Texte étudié>
####################

Les poux, ces parasites qui sucent le sang, étaient connus sur les champs de bataille pour transmettre de redoutables maladies, dont le typhus. S'ils étaient présents sous les perruques de la cour du Roi Soleil, ils sont bannis avec l’hygiénisme de la seconde moitié du 19e siècle.
"Ce n'est pas commode de tuer les poux un à un, lorsqu'on en a des centaines. […] C'est pourquoi Tadjen a fixé […] le couvercle d'une boîte à cirage au-dessus d'un bout de bougie allumé. Il suffit alors de jeter les poux dans cette petite poêle ; on entend un grésillement et ils sont liquidés". Un extrait de "À l’ouest rien de nouveau " d’Erich Maria Remarque.
Les poux, rebaptisés totos par les poilus, sont des compagnons indésirables des soldats français comme allemands. Les tranchées de la première guerre mondiale en sont infestées. Non seulement ces parasites sucent le sang des fantassins mais ils transmettent une maladie, la fièvre des tranchées.
Des vecteurs de bactéries
Cette fièvre est due à une bactérie, Bartonella quintana, pas nécessairement mortelle mais invalidante pendant des semaines. Un million de combattants en sera victime. Ce fléau datait d’au moins un siècle. En effet, une fosse commune de la Grande Armée découverte en 2001 a livré des traces génétiques de Bartonella sur des restes de soldats et de leurs poux, attestant que la retraite de Russie avait dû avoir son compte d’infection.
Les poux sont des vecteurs de bactéries. La plus redoutable, Ricksettia prowazekii, cause le typhus. Selon certains témoignages, lors de la retraite de 1812, le typhus fit plus de morts que les combats.
Alors, ennemis, les poux ? Pas totalement, car ils n’ont pas toujours été honnis. Les amérindiens et les esquimaux les consommaient avec plaisir. Ces derniers allaient même chercher les poux dans le pelage des phoques pour les manger. Aristote les nommait "vers de peau" et l’épouillage était une activité socialisante, tout comme elle l’est chez les autres singes.

####################

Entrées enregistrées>
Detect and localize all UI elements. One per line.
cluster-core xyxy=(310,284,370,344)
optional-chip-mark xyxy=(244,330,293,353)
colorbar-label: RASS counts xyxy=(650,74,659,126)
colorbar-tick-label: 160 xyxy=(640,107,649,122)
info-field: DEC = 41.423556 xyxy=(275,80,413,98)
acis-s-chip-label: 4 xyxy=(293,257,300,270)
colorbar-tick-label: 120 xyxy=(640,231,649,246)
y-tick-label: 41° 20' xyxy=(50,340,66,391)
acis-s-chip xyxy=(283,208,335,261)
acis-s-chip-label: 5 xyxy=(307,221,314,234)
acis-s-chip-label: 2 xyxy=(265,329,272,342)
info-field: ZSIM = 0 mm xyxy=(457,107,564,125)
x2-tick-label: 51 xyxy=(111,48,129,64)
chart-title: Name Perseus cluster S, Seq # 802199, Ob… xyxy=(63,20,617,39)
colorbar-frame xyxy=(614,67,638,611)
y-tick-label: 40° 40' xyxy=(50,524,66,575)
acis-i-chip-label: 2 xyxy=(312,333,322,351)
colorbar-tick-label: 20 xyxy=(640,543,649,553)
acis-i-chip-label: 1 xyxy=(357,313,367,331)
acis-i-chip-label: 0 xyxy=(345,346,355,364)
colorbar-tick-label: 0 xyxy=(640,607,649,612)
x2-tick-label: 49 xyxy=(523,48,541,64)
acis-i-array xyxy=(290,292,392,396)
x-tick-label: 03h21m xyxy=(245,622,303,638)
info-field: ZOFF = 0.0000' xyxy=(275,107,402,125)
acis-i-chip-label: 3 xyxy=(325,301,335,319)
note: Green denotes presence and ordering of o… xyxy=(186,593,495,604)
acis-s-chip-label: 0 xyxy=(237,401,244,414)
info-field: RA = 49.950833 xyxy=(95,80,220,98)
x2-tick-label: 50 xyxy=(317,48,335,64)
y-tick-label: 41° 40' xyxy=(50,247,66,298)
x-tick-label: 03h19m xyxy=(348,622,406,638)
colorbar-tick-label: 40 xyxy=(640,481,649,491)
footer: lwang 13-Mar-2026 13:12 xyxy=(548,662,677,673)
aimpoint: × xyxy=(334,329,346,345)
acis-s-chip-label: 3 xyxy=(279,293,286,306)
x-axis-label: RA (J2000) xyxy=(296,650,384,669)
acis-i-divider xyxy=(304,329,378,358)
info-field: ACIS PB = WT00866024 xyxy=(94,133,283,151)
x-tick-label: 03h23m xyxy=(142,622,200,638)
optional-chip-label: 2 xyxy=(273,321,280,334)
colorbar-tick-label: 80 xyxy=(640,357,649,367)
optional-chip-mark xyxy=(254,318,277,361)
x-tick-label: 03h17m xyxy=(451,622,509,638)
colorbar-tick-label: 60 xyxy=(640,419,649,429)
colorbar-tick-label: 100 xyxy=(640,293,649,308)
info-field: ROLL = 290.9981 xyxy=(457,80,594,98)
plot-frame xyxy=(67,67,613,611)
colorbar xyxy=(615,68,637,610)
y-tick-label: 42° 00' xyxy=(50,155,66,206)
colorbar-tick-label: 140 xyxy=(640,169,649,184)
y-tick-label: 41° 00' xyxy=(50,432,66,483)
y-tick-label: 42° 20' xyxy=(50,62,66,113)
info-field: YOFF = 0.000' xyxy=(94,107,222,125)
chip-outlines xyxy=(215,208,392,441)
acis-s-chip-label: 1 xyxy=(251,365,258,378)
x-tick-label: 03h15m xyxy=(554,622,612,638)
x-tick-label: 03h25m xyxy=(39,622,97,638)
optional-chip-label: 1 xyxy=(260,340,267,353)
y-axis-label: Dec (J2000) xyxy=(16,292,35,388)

####################

Consigne A> Dans le texte sur les poux, reformulez s'il vous plaît sous forme de liste le paragraphe qui commence par « Cette fièvre est due à une bactérie », en gardant ses faits principaux.
Consigne B> Poursuivez le texte sur les poux après sa dernière phrase.
Les lignes enregistrées n'interviennent pas dans ce travail.

Résultat A>
- Cause : la bactérie Bartonella quintana, pas forcément mortelle mais invalidante pendant des semaines.
- Victimes : un million de combattants.
- Ancienneté : au moins un siècle.
- Preuve : une fosse commune de la Grande Armée découverte en 2001 a livré des traces génétiques de Bartonella sur des restes de soldats et de leurs poux, signe que la retraite de Russie a connu des infections.

Résultat B>
Poux de tête et poux de corps
Jusqu’au 17e siècle, les têtes grouillent de poux sous les perruques, y compris celle de Louis XIV, et ce n’est pas un motif d’affolement. Ce n’est qu’avec l’hygiénisme de la seconde moitié du 19e siècle que l’on commence à traquer ces parasites. Ceux qui disposent d’insecticides pour le faire affichent une norme sanitaire qui discrédite ceux qui n’en ont pas les moyens. Les poux apparaissent comme un signe d’infériorité sociale, voire de saleté. Et cette réputation est toujours d’actualité : nombre de parents croient, en voyant leur enfant ramener des poux de l’école, que celle-ci est sale… alors qu’il n’en est rien.
Mais que ramènent nos écoliers ? Ce sont des poux de tête, Pediculus humanus capitis, qu’il ne faut pas confondre avec les poux du corps Pediculus humanus corporis. Ces deux types de poux ne peuvent se reproduire entre eux qu’en laboratoire. La génétique atteste que ce sont deux sous-espèces qui ont divergé voici 72 000 ans.
Autre différence, les œufs des poux de tête se fixent vers la racine des cheveux, tandis que les œufs des poux de corps se trouvent sur nos vêtements. Les poux du corps se seraient spécialisés et différenciés de leurs cousins à l’époque où l’humain a commencé à se vêtir de manière permanente sans laver sa peau de bête assez souvent. Comme nos pauvres soldats de 14-18 avec leurs uniformes.